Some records
────
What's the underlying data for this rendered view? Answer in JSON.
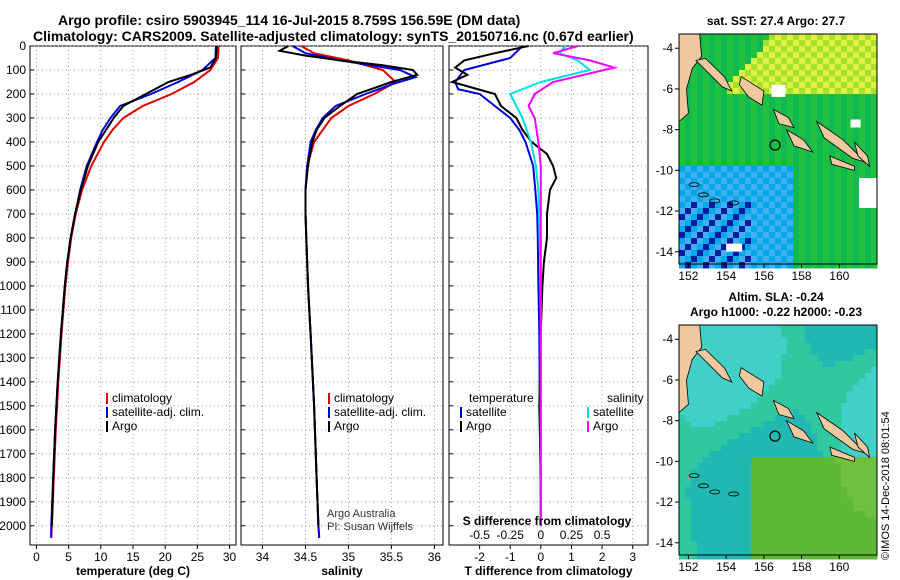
{
  "header": {
    "line1": "Argo profile: csiro 5903945_114 16-Jul-2015 8.759S 156.59E (DM data)",
    "line2": "Climatology: CARS2009. Satellite-adjusted climatology: synTS_20150716.nc (0.67d earlier)"
  },
  "colors": {
    "climatology": "#e00000",
    "satellite": "#0000e0",
    "argo": "#000000",
    "sat_salinity": "#00e0e0",
    "argo_salinity_diff": "#ff00ff",
    "land": "#f0c8a0",
    "ocean_sla": "#20c0a0"
  },
  "chart_data": [
    {
      "type": "line",
      "id": "temperature",
      "xlabel": "temperature (deg C)",
      "ylabel": "",
      "xlim": [
        -1,
        31
      ],
      "ylim": [
        2080,
        0
      ],
      "xticks": [
        "0",
        "5",
        "10",
        "15",
        "20",
        "25",
        "30"
      ],
      "xtick_values": [
        0,
        5,
        10,
        15,
        20,
        25,
        30
      ],
      "yticks": [
        "0",
        "100",
        "200",
        "300",
        "400",
        "500",
        "600",
        "700",
        "800",
        "900",
        "1000",
        "1100",
        "1200",
        "1300",
        "1400",
        "1500",
        "1600",
        "1700",
        "1800",
        "1900",
        "2000"
      ],
      "ytick_values": [
        0,
        100,
        200,
        300,
        400,
        500,
        600,
        700,
        800,
        900,
        1000,
        1100,
        1200,
        1300,
        1400,
        1500,
        1600,
        1700,
        1800,
        1900,
        2000
      ],
      "legend": [
        "climatology",
        "satellite-adj. clim.",
        "Argo"
      ],
      "series": [
        {
          "name": "climatology",
          "color": "#e00000",
          "depth": [
            0,
            50,
            100,
            150,
            200,
            250,
            300,
            350,
            400,
            500,
            600,
            700,
            800,
            900,
            1000,
            1200,
            1400,
            1600,
            1800,
            2000,
            2050
          ],
          "values": [
            28.3,
            28.2,
            27.0,
            24.5,
            21.0,
            16.5,
            13.5,
            11.8,
            10.5,
            8.5,
            7.1,
            6.1,
            5.4,
            4.9,
            4.5,
            3.9,
            3.4,
            3.0,
            2.7,
            2.4,
            2.3
          ]
        },
        {
          "name": "satellite-adj. clim.",
          "color": "#0000e0",
          "depth": [
            0,
            50,
            100,
            150,
            200,
            250,
            300,
            350,
            400,
            500,
            600,
            700,
            800,
            900,
            1000,
            1200,
            1400,
            1600,
            1800,
            2000,
            2050
          ],
          "values": [
            27.9,
            27.8,
            25.8,
            22.0,
            17.8,
            13.0,
            11.5,
            10.3,
            9.4,
            7.8,
            6.8,
            6.0,
            5.3,
            4.8,
            4.4,
            3.8,
            3.3,
            2.9,
            2.6,
            2.3,
            2.3
          ]
        },
        {
          "name": "Argo",
          "color": "#000000",
          "depth": [
            0,
            50,
            90,
            120,
            150,
            200,
            250,
            300,
            350,
            400,
            500,
            600,
            700,
            800,
            900,
            1000,
            1200,
            1400,
            1600,
            1800,
            2000
          ],
          "values": [
            28.0,
            27.9,
            27.0,
            24.0,
            20.5,
            17.0,
            13.5,
            12.0,
            10.8,
            9.6,
            8.0,
            6.9,
            6.0,
            5.3,
            4.8,
            4.4,
            3.8,
            3.3,
            2.9,
            2.6,
            2.4
          ]
        }
      ]
    },
    {
      "type": "line",
      "id": "salinity",
      "xlabel": "salinity",
      "xlim": [
        33.75,
        36.1
      ],
      "ylim": [
        2080,
        0
      ],
      "xticks": [
        "34",
        "34.5",
        "35",
        "35.5",
        "36"
      ],
      "xtick_values": [
        34,
        34.5,
        35,
        35.5,
        36
      ],
      "legend": [
        "climatology",
        "satellite-adj. clim.",
        "Argo"
      ],
      "credit": [
        "Argo Australia",
        "PI: Susan Wijffels"
      ],
      "series": [
        {
          "name": "climatology",
          "color": "#e00000",
          "depth": [
            0,
            30,
            60,
            100,
            150,
            200,
            250,
            300,
            350,
            400,
            500,
            600,
            700,
            800,
            1000,
            1200,
            1500,
            1800,
            2000,
            2050
          ],
          "values": [
            34.45,
            34.6,
            35.0,
            35.4,
            35.55,
            35.3,
            35.0,
            34.8,
            34.7,
            34.6,
            34.52,
            34.5,
            34.5,
            34.51,
            34.53,
            34.56,
            34.6,
            34.63,
            34.65,
            34.66
          ]
        },
        {
          "name": "satellite-adj. clim.",
          "color": "#0000e0",
          "depth": [
            0,
            30,
            60,
            100,
            130,
            160,
            200,
            250,
            300,
            350,
            400,
            500,
            600,
            700,
            800,
            1000,
            1200,
            1500,
            1800,
            2000,
            2050
          ],
          "values": [
            34.35,
            34.5,
            34.9,
            35.6,
            35.78,
            35.5,
            35.2,
            34.85,
            34.7,
            34.62,
            34.56,
            34.52,
            34.5,
            34.5,
            34.51,
            34.53,
            34.56,
            34.6,
            34.63,
            34.65,
            34.66
          ]
        },
        {
          "name": "Argo",
          "color": "#000000",
          "depth": [
            0,
            20,
            40,
            60,
            80,
            100,
            120,
            150,
            200,
            250,
            300,
            350,
            400,
            500,
            600,
            700,
            800,
            1000,
            1200,
            1500,
            1800,
            2000
          ],
          "values": [
            34.3,
            34.2,
            34.5,
            34.9,
            35.4,
            35.75,
            35.8,
            35.5,
            35.1,
            34.9,
            34.72,
            34.63,
            34.58,
            34.53,
            34.5,
            34.5,
            34.51,
            34.53,
            34.56,
            34.6,
            34.63,
            34.65
          ]
        }
      ]
    },
    {
      "type": "line",
      "id": "differences",
      "xlabel": "T difference from climatology",
      "xlabel_top": "S difference from climatology",
      "xlim": [
        -3,
        3.5
      ],
      "ylim": [
        2080,
        0
      ],
      "xticks": [
        "-2",
        "-1",
        "0",
        "1",
        "2",
        "3"
      ],
      "xtick_values": [
        -2,
        -1,
        0,
        1,
        2,
        3
      ],
      "sticks": [
        "-0.5",
        "-0.25",
        "0",
        "0.25",
        "0.5"
      ],
      "stick_values": [
        -0.5,
        -0.25,
        0,
        0.25,
        0.5
      ],
      "legend_left_title": "temperature",
      "legend_left": [
        "satellite",
        "Argo"
      ],
      "legend_right_title": "salinity",
      "legend_right": [
        "satellite",
        "Argo"
      ],
      "series": [
        {
          "name": "T satellite",
          "color": "#0000e0",
          "depth": [
            0,
            50,
            100,
            150,
            180,
            200,
            250,
            300,
            350,
            400,
            500,
            600,
            700,
            800,
            1000,
            1200,
            1500,
            2000
          ],
          "values": [
            -0.6,
            -1.0,
            -2.5,
            -2.8,
            -2.7,
            -2.0,
            -1.5,
            -1.0,
            -0.7,
            -0.5,
            -0.25,
            -0.18,
            -0.12,
            -0.1,
            -0.08,
            -0.05,
            -0.03,
            0.0
          ]
        },
        {
          "name": "T Argo",
          "color": "#000000",
          "depth": [
            0,
            30,
            60,
            90,
            120,
            150,
            200,
            250,
            300,
            350,
            400,
            450,
            500,
            550,
            600,
            700,
            800,
            900,
            1000,
            1200,
            1500,
            1800,
            2000
          ],
          "values": [
            -0.4,
            -1.5,
            -2.5,
            -2.8,
            -2.4,
            -2.9,
            -1.5,
            -1.3,
            -0.8,
            -0.6,
            -0.3,
            0.2,
            0.4,
            0.5,
            0.3,
            0.2,
            0.2,
            0.1,
            0.05,
            0.0,
            -0.05,
            0.0,
            0.0
          ]
        },
        {
          "name": "S satellite",
          "color": "#00e0e0",
          "depth": [
            0,
            30,
            60,
            100,
            150,
            200,
            250,
            300,
            400,
            500,
            600,
            800,
            1000,
            1500,
            2000
          ],
          "values": [
            0.2,
            0.15,
            0.3,
            0.4,
            0.0,
            -0.25,
            -0.2,
            -0.15,
            -0.08,
            -0.04,
            -0.02,
            -0.01,
            0.0,
            0.0,
            0.0
          ]
        },
        {
          "name": "S Argo",
          "color": "#ff00ff",
          "depth": [
            0,
            30,
            60,
            90,
            120,
            150,
            200,
            250,
            300,
            400,
            500,
            600,
            800,
            1000,
            1500,
            2000
          ],
          "values": [
            0.3,
            0.1,
            0.4,
            0.6,
            0.35,
            0.1,
            -0.05,
            -0.1,
            -0.05,
            -0.02,
            0.0,
            0.0,
            0.0,
            0.0,
            0.0,
            0.0
          ]
        }
      ]
    },
    {
      "type": "heatmap",
      "id": "sst-map",
      "title": "sat. SST: 27.4 Argo: 27.7",
      "xticks": [
        "152",
        "154",
        "156",
        "158",
        "160"
      ],
      "xtick_values": [
        152,
        154,
        156,
        158,
        160
      ],
      "yticks": [
        "-4",
        "-6",
        "-8",
        "-10",
        "-12",
        "-14"
      ],
      "ytick_values": [
        -4,
        -6,
        -8,
        -10,
        -12,
        -14
      ],
      "xlim": [
        151.5,
        162
      ],
      "ylim": [
        -14.6,
        -3.3
      ],
      "argo_position": {
        "lon": 156.59,
        "lat": -8.759
      }
    },
    {
      "type": "heatmap",
      "id": "sla-map",
      "title": "Altim. SLA: -0.24",
      "subtitle": "Argo h1000: -0.22 h2000: -0.23",
      "xticks": [
        "152",
        "154",
        "156",
        "158",
        "160"
      ],
      "xtick_values": [
        152,
        154,
        156,
        158,
        160
      ],
      "yticks": [
        "-4",
        "-6",
        "-8",
        "-10",
        "-12",
        "-14"
      ],
      "ytick_values": [
        -4,
        -6,
        -8,
        -10,
        -12,
        -14
      ],
      "xlim": [
        151.5,
        162
      ],
      "ylim": [
        -14.6,
        -3.3
      ],
      "argo_position": {
        "lon": 156.59,
        "lat": -8.759
      }
    }
  ],
  "footer": {
    "credit": "©IMOS 14-Dec-2018 08:01:54"
  }
}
────
_DIRECTIONS FOR THIS TASK_. Spot every line that holds "credit" and copy it.

_SOLUTION TO THE PROBLEM_.
      "credit": [
    "credit": "©IMOS 14-Dec-2018 08:01:54"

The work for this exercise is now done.